··· Testo scelto

I tre quotidiani di centrodestra lanciano dure critiche al presidente della Camera


ROMA - È ancora tensione tra Gianfranco Fini e i giornali del centrodestra. E stavolta le critiche al presidente della Camera arrivano contemporaneamente da tre quotidiani: "Il Giornale", "Libero" e "La Padania". Il quotidiano diretto da Vittorio Feltri ricorda lo "sdoganamento" che Berlusconi fece dell'allora leader del Msi: «Sedici anni dopo il "camerata" Fini è Presidente della Camera», conclude l’articolo. Di spalla un altro intervento: «Ma adesso la destra si sente tradita».

IMMIGRATI - Anche "Libero" dedica una pagina al Presidente della Camera. Al centro una foto d'archivio, un giovane Fini con la fiamma del Movimento sociale alle spalle.
 
"Il Giornale" di Maurizio Belpietro raccoglie 14 dichiarazioni del Presidente della Camera, pronunciate fra il 1987 e il 1993. Tutte dedicate all’immigrazione, con un titolo eloquente: «Il curriculum anti immigrati di Fini».

"La Padania", infine. L’articolo parte in prima pagina, il titolo gioca con le parole: «Clandestini e afFini verso il naufragio - Dalla destra verso l'ignoto, la lunga "nuotata" del sub Fini». «Ancora ignoto il punto nel quale riemergerà, probabile però che sia oltre i confini dell’attuale centrodestra», scrive il quotidiano del Carroccio.

······
··· Materiale fornito

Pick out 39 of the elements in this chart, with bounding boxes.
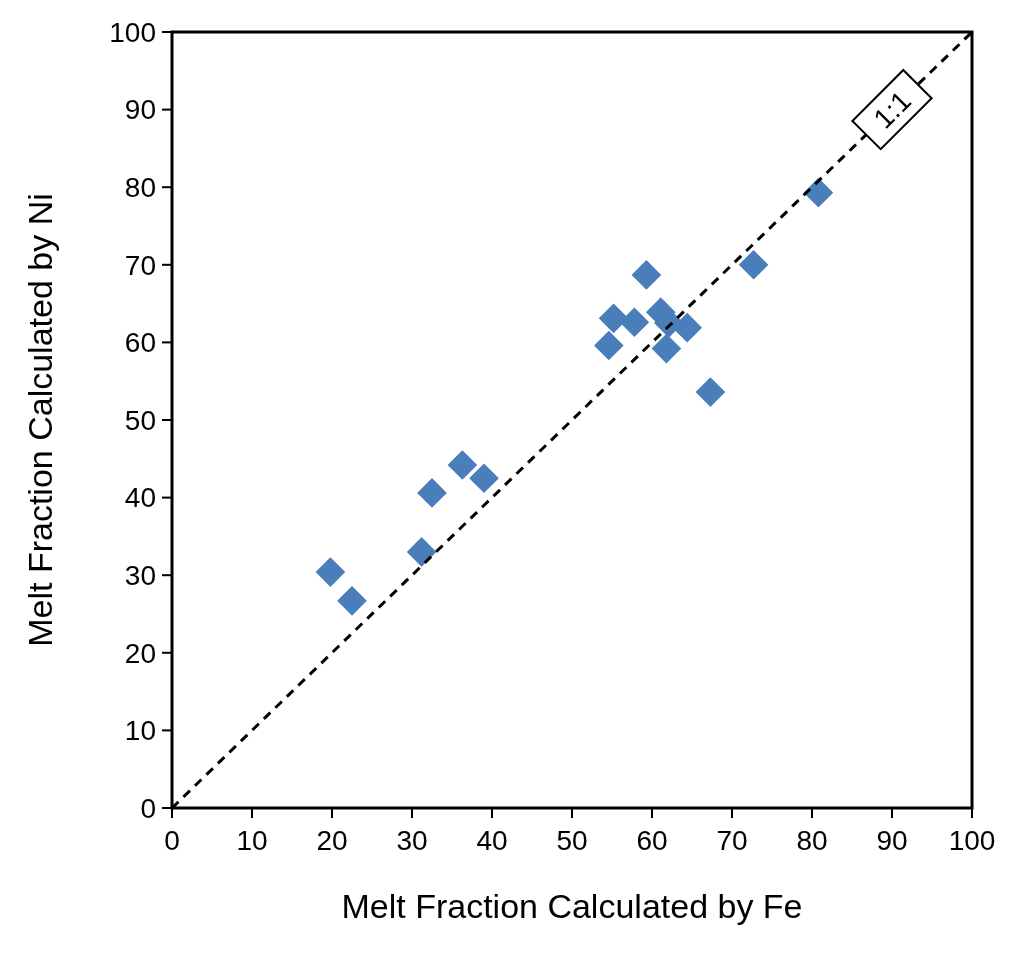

······

Consegne:
(A) Secondo il testo scelto, quale immagine pubblica "Libero" al centro della pagina dedicata al presidente della Camera?
(B) Trascrivi fedelmente dal testo scelto il tratto che va da "IMMIGRATI - Anche" fino a "sociale alle spalle.".

Soluzioni delle consegne:
(A) Una foto d'archivio di un giovane Fini con la fiamma del Movimento sociale alle spalle.

(B)
IMMIGRATI - Anche "Libero" dedica una pagina al Presidente della Camera. Al centro una foto d'archivio, un giovane Fini con la fiamma del Movimento sociale alle spalle.